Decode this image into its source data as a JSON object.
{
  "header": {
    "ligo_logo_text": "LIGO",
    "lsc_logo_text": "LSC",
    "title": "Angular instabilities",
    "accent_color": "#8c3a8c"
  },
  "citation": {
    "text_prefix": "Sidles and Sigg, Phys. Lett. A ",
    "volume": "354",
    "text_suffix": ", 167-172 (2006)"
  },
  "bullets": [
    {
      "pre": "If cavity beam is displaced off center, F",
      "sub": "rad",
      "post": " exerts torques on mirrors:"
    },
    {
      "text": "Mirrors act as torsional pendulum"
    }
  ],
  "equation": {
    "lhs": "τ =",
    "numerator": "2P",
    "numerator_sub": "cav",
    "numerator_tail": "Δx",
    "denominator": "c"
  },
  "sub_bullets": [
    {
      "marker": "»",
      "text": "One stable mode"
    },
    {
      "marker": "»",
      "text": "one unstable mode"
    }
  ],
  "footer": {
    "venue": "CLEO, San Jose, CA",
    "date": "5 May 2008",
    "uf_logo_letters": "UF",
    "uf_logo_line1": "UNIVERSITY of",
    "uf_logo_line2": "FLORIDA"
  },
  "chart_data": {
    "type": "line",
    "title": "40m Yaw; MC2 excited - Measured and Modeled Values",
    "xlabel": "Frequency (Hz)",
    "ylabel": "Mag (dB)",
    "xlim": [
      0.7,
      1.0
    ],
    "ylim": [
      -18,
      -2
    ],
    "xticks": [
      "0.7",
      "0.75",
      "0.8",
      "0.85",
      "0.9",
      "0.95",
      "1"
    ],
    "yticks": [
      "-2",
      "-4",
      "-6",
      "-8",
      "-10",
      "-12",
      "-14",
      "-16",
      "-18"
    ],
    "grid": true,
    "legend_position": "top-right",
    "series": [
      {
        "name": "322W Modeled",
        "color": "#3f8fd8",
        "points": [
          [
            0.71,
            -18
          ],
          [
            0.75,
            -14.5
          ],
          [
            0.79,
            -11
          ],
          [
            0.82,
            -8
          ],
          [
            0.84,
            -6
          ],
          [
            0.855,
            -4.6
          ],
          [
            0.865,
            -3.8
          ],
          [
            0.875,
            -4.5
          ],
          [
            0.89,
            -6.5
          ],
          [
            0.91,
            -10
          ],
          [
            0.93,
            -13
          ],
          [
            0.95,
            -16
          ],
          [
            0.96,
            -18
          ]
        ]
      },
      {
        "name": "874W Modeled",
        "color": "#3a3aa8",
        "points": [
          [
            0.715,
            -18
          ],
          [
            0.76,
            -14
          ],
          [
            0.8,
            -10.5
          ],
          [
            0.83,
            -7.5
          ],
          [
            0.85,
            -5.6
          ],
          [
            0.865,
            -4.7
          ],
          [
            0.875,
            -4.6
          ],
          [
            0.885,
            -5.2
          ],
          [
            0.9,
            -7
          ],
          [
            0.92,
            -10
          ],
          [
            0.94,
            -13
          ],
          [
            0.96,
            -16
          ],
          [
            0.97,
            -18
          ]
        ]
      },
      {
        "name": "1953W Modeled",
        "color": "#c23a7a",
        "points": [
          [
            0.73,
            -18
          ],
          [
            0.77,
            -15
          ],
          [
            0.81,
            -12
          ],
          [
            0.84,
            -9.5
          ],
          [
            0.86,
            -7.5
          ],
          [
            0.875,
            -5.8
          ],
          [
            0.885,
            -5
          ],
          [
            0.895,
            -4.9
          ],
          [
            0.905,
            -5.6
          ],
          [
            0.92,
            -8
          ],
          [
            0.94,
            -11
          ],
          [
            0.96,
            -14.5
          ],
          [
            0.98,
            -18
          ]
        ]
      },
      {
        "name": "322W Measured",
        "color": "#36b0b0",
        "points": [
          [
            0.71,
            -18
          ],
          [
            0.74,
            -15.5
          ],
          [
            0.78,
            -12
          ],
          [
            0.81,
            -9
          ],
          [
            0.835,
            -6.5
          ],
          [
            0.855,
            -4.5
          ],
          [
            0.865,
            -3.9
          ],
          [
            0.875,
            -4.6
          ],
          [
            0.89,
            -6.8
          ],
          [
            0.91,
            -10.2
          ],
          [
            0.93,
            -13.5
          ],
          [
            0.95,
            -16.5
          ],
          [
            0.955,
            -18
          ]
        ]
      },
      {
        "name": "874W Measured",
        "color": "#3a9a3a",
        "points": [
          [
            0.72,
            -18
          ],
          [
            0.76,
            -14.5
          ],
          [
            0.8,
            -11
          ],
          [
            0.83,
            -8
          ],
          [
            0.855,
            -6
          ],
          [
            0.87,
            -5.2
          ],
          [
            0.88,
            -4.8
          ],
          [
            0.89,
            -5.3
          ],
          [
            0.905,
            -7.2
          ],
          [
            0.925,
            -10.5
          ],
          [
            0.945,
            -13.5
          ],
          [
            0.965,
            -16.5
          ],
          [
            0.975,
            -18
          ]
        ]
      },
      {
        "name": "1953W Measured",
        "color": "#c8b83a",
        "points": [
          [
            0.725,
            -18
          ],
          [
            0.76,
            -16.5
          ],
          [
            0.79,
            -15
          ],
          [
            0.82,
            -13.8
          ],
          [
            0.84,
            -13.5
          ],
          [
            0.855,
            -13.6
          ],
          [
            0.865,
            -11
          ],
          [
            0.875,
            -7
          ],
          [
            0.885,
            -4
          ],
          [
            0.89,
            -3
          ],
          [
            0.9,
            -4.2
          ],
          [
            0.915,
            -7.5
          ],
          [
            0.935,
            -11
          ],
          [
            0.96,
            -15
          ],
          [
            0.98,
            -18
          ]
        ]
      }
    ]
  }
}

What you are asked to do » Report how many lines of the preceding records include "Measured". Output the number only.

Task solution » 4